**WHAT THE EXERCISE ASKS:** Extract all of the entries and give them again, word for word.

>> BEGIN MATERIAL TO PROCESS

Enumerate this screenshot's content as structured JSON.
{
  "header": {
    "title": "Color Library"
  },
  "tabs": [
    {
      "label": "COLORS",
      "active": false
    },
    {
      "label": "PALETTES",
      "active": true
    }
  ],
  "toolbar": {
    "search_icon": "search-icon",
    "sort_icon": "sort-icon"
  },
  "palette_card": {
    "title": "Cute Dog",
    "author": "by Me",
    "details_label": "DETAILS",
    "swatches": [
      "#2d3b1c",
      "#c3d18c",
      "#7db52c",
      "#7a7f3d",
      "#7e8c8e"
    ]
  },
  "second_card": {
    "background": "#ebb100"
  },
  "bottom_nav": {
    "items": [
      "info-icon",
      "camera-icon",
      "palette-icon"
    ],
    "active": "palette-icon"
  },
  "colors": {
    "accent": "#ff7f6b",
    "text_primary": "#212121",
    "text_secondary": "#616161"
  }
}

>> END MATERIAL TO PROCESS

**OUTPUT OF THE TASK:**
Enumerate this screenshot's content as structured JSON.
{
  "header": {
    "title": "Color Library"
  },
  "tabs": [
    {
      "label": "COLORS",
      "active": false
    },
    {
      "label": "PALETTES",
      "active": true
    }
  ],
  "toolbar": {
    "search_icon": "search-icon",
    "sort_icon": "sort-icon"
  },
  "palette_card": {
    "title": "Cute Dog",
    "author": "by Me",
    "details_label": "DETAILS",
    "swatches": [
      "#2d3b1c",
      "#c3d18c",
      "#7db52c",
      "#7a7f3d",
      "#7e8c8e"
    ]
  },
  "second_card": {
    "background": "#ebb100"
  },
  "bottom_nav": {
    "items": [
      "info-icon",
      "camera-icon",
      "palette-icon"
    ],
    "active": "palette-icon"
  },
  "colors": {
    "accent": "#ff7f6b",
    "text_primary": "#212121",
    "text_secondary": "#616161"
  }
}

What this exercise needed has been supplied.